• TASK DESCRIPTION: Locate the string "tags" throughout the material and copy every line in which it occurs.

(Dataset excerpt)
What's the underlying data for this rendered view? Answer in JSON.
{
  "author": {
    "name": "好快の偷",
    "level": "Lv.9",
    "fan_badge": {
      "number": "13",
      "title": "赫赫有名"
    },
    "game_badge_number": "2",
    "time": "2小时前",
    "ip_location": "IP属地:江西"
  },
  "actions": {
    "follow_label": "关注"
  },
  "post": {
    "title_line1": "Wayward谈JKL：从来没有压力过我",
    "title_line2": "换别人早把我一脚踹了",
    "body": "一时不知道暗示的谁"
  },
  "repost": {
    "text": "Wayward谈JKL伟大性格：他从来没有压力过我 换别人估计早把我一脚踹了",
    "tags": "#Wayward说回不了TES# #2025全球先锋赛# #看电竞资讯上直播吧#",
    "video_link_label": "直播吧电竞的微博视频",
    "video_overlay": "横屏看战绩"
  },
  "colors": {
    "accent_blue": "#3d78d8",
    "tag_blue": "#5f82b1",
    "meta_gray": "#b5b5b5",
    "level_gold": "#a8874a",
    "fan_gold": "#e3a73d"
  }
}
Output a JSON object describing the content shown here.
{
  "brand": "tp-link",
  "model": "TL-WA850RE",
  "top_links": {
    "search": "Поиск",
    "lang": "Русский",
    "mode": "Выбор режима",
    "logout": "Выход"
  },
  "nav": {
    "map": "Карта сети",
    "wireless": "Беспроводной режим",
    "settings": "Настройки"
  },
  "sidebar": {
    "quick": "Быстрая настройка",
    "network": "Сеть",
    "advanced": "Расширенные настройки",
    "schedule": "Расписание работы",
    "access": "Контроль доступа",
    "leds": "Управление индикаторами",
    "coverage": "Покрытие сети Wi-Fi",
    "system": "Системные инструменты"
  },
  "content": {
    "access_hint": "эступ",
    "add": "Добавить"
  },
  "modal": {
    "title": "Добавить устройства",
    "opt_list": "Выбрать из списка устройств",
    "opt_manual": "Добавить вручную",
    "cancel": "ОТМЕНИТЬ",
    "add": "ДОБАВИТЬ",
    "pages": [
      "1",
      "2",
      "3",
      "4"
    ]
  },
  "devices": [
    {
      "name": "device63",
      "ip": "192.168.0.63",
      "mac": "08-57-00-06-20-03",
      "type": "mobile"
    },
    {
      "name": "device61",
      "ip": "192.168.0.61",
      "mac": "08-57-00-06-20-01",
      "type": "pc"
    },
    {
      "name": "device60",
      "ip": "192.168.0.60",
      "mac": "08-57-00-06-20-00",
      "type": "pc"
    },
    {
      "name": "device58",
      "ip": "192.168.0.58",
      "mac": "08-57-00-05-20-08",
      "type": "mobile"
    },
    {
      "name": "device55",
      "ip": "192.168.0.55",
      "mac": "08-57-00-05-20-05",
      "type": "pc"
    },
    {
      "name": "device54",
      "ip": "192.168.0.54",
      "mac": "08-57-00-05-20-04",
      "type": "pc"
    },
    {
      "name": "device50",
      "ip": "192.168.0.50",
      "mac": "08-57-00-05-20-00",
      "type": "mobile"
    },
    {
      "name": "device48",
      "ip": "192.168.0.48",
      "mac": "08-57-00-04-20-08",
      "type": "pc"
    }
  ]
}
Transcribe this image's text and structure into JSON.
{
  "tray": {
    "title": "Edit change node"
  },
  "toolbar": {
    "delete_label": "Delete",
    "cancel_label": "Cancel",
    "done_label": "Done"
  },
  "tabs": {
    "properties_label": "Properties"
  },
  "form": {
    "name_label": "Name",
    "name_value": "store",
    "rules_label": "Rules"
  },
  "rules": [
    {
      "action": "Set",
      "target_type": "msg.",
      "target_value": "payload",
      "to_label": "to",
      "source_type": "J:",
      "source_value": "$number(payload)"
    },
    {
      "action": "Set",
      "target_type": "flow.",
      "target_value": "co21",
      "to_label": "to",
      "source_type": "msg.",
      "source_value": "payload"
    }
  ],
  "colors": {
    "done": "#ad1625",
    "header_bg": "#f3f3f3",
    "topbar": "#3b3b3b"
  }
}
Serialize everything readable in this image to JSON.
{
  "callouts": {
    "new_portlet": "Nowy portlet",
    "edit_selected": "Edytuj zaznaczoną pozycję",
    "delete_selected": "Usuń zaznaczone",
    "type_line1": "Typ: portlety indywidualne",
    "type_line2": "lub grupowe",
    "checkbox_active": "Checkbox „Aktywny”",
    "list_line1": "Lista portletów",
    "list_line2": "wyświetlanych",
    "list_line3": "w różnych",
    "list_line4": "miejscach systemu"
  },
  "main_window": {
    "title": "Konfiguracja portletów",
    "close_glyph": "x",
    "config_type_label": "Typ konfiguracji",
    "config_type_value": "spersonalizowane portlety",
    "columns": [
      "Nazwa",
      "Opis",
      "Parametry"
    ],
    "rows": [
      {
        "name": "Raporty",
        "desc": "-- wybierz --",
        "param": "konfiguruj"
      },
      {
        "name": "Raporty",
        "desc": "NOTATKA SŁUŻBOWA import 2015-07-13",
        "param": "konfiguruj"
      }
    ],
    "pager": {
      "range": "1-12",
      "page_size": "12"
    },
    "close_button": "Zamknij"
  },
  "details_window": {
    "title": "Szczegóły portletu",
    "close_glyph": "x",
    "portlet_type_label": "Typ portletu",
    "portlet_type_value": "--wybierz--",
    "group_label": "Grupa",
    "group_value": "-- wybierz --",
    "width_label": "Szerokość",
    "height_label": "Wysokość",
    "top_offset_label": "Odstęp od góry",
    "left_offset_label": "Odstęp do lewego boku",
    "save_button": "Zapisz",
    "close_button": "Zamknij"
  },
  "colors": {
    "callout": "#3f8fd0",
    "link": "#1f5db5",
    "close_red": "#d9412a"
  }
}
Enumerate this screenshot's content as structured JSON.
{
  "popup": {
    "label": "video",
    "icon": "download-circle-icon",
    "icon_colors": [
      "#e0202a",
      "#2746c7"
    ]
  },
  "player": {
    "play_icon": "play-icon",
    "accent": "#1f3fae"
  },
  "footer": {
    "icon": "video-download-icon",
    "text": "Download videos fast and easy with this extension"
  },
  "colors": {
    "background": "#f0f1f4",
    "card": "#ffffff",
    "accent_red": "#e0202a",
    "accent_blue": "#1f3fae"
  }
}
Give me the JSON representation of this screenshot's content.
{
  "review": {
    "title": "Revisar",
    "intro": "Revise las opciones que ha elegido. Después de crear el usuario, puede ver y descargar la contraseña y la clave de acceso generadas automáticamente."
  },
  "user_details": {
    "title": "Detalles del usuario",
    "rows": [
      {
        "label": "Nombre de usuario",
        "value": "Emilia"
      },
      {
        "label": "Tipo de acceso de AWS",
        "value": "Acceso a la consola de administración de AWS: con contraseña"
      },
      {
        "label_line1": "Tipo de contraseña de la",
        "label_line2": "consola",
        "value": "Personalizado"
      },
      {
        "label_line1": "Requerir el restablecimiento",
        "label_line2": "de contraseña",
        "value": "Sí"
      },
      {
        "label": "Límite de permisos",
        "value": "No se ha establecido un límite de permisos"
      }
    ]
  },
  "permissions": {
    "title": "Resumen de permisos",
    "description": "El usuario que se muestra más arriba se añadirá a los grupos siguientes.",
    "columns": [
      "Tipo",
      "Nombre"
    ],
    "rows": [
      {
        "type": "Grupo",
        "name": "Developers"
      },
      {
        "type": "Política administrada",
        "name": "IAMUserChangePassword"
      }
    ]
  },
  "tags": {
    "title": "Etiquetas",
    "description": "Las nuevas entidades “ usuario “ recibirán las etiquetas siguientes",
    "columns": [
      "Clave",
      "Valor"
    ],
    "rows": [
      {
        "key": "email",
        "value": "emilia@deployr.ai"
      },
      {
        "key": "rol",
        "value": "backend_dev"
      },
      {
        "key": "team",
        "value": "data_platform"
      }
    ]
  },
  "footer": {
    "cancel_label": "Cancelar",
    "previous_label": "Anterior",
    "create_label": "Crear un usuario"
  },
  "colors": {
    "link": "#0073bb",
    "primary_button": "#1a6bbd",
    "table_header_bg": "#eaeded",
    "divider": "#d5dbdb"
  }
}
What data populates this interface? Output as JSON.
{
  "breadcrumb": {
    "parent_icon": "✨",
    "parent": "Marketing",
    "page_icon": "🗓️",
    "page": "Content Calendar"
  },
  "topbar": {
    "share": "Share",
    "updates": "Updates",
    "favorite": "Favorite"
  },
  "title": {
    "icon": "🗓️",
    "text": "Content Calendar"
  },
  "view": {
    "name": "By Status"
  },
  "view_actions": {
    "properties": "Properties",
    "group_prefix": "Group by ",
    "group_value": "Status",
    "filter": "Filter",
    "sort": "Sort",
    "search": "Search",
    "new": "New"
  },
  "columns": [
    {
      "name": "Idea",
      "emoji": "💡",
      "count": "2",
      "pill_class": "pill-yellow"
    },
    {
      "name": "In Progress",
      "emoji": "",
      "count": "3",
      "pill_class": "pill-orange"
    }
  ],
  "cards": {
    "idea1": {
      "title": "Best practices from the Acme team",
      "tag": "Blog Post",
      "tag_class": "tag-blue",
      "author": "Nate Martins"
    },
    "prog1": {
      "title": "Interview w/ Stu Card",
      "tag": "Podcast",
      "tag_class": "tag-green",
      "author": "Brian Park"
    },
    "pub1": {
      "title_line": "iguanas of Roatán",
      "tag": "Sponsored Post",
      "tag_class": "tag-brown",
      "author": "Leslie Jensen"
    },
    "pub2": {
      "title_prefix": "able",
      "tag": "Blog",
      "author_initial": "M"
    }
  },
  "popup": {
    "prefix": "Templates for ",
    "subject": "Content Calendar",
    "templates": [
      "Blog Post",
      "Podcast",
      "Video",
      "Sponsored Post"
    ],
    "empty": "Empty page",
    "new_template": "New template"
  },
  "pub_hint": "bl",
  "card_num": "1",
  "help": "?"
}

• SOLUTION TO THE EXERCISE:
    "tags": "#Wayward说回不了TES# #2025全球先锋赛# #看电竞资讯上直播吧#",
  "tags": {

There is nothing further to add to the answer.